◆ PROVIDED INFORMATION ◆

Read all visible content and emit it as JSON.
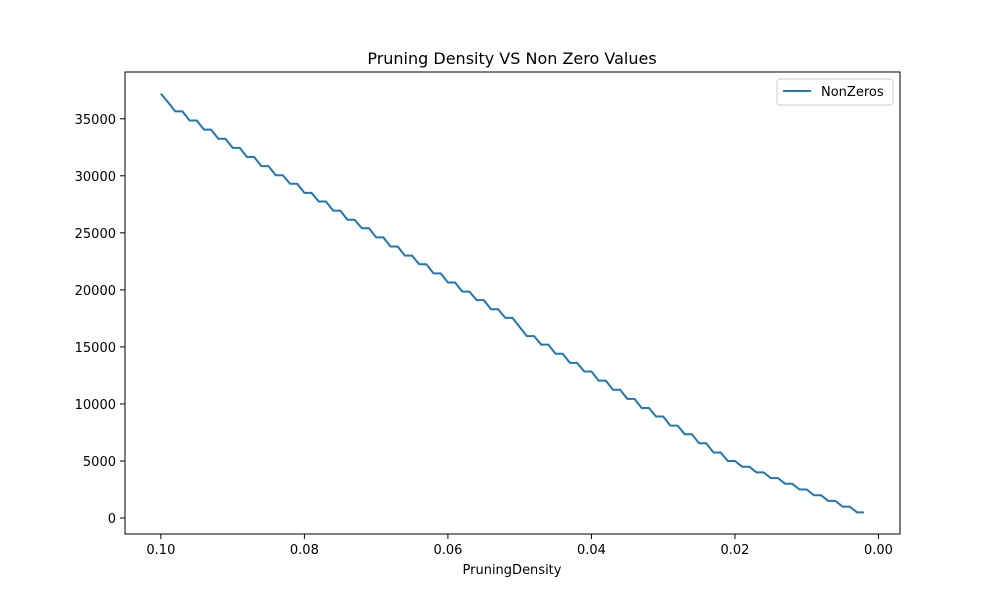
{
  "chart_data": {
    "type": "line",
    "title": "Pruning Density VS Non Zero Values",
    "xlabel": "PruningDensity",
    "ylabel": "",
    "xlim": [
      0.105,
      -0.003
    ],
    "ylim": [
      -1400,
      39100
    ],
    "x_reversed": true,
    "x_ticks": [
      0.1,
      0.08,
      0.06,
      0.04,
      0.02,
      0.0
    ],
    "x_tick_labels": [
      "0.10",
      "0.08",
      "0.06",
      "0.04",
      "0.02",
      "0.00"
    ],
    "y_ticks": [
      0,
      5000,
      10000,
      15000,
      20000,
      25000,
      30000,
      35000
    ],
    "y_tick_labels": [
      "0",
      "5000",
      "10000",
      "15000",
      "20000",
      "25000",
      "30000",
      "35000"
    ],
    "grid": false,
    "legend_position": "top-right",
    "series": [
      {
        "name": "NonZeros",
        "color": "#1f77b4",
        "x": [
          0.1,
          0.099,
          0.098,
          0.097,
          0.096,
          0.095,
          0.094,
          0.093,
          0.092,
          0.091,
          0.09,
          0.089,
          0.088,
          0.087,
          0.086,
          0.085,
          0.084,
          0.083,
          0.082,
          0.081,
          0.08,
          0.079,
          0.078,
          0.077,
          0.076,
          0.075,
          0.074,
          0.073,
          0.072,
          0.071,
          0.07,
          0.069,
          0.068,
          0.067,
          0.066,
          0.065,
          0.064,
          0.063,
          0.062,
          0.061,
          0.06,
          0.059,
          0.058,
          0.057,
          0.056,
          0.055,
          0.054,
          0.053,
          0.052,
          0.051,
          0.05,
          0.049,
          0.048,
          0.047,
          0.046,
          0.045,
          0.044,
          0.043,
          0.042,
          0.041,
          0.04,
          0.039,
          0.038,
          0.037,
          0.036,
          0.035,
          0.034,
          0.033,
          0.032,
          0.031,
          0.03,
          0.029,
          0.028,
          0.027,
          0.026,
          0.025,
          0.024,
          0.023,
          0.022,
          0.021,
          0.02,
          0.019,
          0.018,
          0.017,
          0.016,
          0.015,
          0.014,
          0.013,
          0.012,
          0.011,
          0.01,
          0.009,
          0.008,
          0.007,
          0.006,
          0.005,
          0.004,
          0.003,
          0.002
        ],
        "y": [
          37200,
          36450,
          35650,
          35650,
          34850,
          34850,
          34050,
          34050,
          33250,
          33250,
          32450,
          32450,
          31650,
          31650,
          30850,
          30850,
          30050,
          30050,
          29300,
          29300,
          28500,
          28500,
          27750,
          27750,
          26950,
          26950,
          26150,
          26150,
          25400,
          25400,
          24600,
          24600,
          23800,
          23800,
          23000,
          23000,
          22250,
          22250,
          21450,
          21450,
          20650,
          20650,
          19850,
          19850,
          19100,
          19100,
          18300,
          18300,
          17550,
          17550,
          16750,
          15950,
          15950,
          15200,
          15200,
          14400,
          14400,
          13600,
          13600,
          12850,
          12850,
          12050,
          12050,
          11250,
          11250,
          10450,
          10450,
          9650,
          9650,
          8900,
          8900,
          8100,
          8100,
          7350,
          7350,
          6550,
          6550,
          5750,
          5750,
          5000,
          5000,
          4500,
          4500,
          4000,
          4000,
          3500,
          3500,
          3000,
          3000,
          2500,
          2500,
          2000,
          2000,
          1500,
          1500,
          1000,
          1000,
          500,
          500
        ]
      }
    ]
  }
}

◆ INSTRUCTIONS FOR THE TASK ◆
Write the records out once more, exactly as they appear, with no pictures.

◆ THE RESULT ◆
Read all visible content and emit it as JSON.
{
  "chart_data": {
    "type": "line",
    "title": "Pruning Density VS Non Zero Values",
    "xlabel": "PruningDensity",
    "ylabel": "",
    "xlim": [
      0.105,
      -0.003
    ],
    "ylim": [
      -1400,
      39100
    ],
    "x_reversed": true,
    "x_ticks": [
      0.1,
      0.08,
      0.06,
      0.04,
      0.02,
      0.0
    ],
    "x_tick_labels": [
      "0.10",
      "0.08",
      "0.06",
      "0.04",
      "0.02",
      "0.00"
    ],
    "y_ticks": [
      0,
      5000,
      10000,
      15000,
      20000,
      25000,
      30000,
      35000
    ],
    "y_tick_labels": [
      "0",
      "5000",
      "10000",
      "15000",
      "20000",
      "25000",
      "30000",
      "35000"
    ],
    "grid": false,
    "legend_position": "top-right",
    "series": [
      {
        "name": "NonZeros",
        "color": "#1f77b4",
        "x": [
          0.1,
          0.099,
          0.098,
          0.097,
          0.096,
          0.095,
          0.094,
          0.093,
          0.092,
          0.091,
          0.09,
          0.089,
          0.088,
          0.087,
          0.086,
          0.085,
          0.084,
          0.083,
          0.082,
          0.081,
          0.08,
          0.079,
          0.078,
          0.077,
          0.076,
          0.075,
          0.074,
          0.073,
          0.072,
          0.071,
          0.07,
          0.069,
          0.068,
          0.067,
          0.066,
          0.065,
          0.064,
          0.063,
          0.062,
          0.061,
          0.06,
          0.059,
          0.058,
          0.057,
          0.056,
          0.055,
          0.054,
          0.053,
          0.052,
          0.051,
          0.05,
          0.049,
          0.048,
          0.047,
          0.046,
          0.045,
          0.044,
          0.043,
          0.042,
          0.041,
          0.04,
          0.039,
          0.038,
          0.037,
          0.036,
          0.035,
          0.034,
          0.033,
          0.032,
          0.031,
          0.03,
          0.029,
          0.028,
          0.027,
          0.026,
          0.025,
          0.024,
          0.023,
          0.022,
          0.021,
          0.02,
          0.019,
          0.018,
          0.017,
          0.016,
          0.015,
          0.014,
          0.013,
          0.012,
          0.011,
          0.01,
          0.009,
          0.008,
          0.007,
          0.006,
          0.005,
          0.004,
          0.003,
          0.002
        ],
        "y": [
          37200,
          36450,
          35650,
          35650,
          34850,
          34850,
          34050,
          34050,
          33250,
          33250,
          32450,
          32450,
          31650,
          31650,
          30850,
          30850,
          30050,
          30050,
          29300,
          29300,
          28500,
          28500,
          27750,
          27750,
          26950,
          26950,
          26150,
          26150,
          25400,
          25400,
          24600,
          24600,
          23800,
          23800,
          23000,
          23000,
          22250,
          22250,
          21450,
          21450,
          20650,
          20650,
          19850,
          19850,
          19100,
          19100,
          18300,
          18300,
          17550,
          17550,
          16750,
          15950,
          15950,
          15200,
          15200,
          14400,
          14400,
          13600,
          13600,
          12850,
          12850,
          12050,
          12050,
          11250,
          11250,
          10450,
          10450,
          9650,
          9650,
          8900,
          8900,
          8100,
          8100,
          7350,
          7350,
          6550,
          6550,
          5750,
          5750,
          5000,
          5000,
          4500,
          4500,
          4000,
          4000,
          3500,
          3500,
          3000,
          3000,
          2500,
          2500,
          2000,
          2000,
          1500,
          1500,
          1000,
          1000,
          500,
          500
        ]
      }
    ]
  }
}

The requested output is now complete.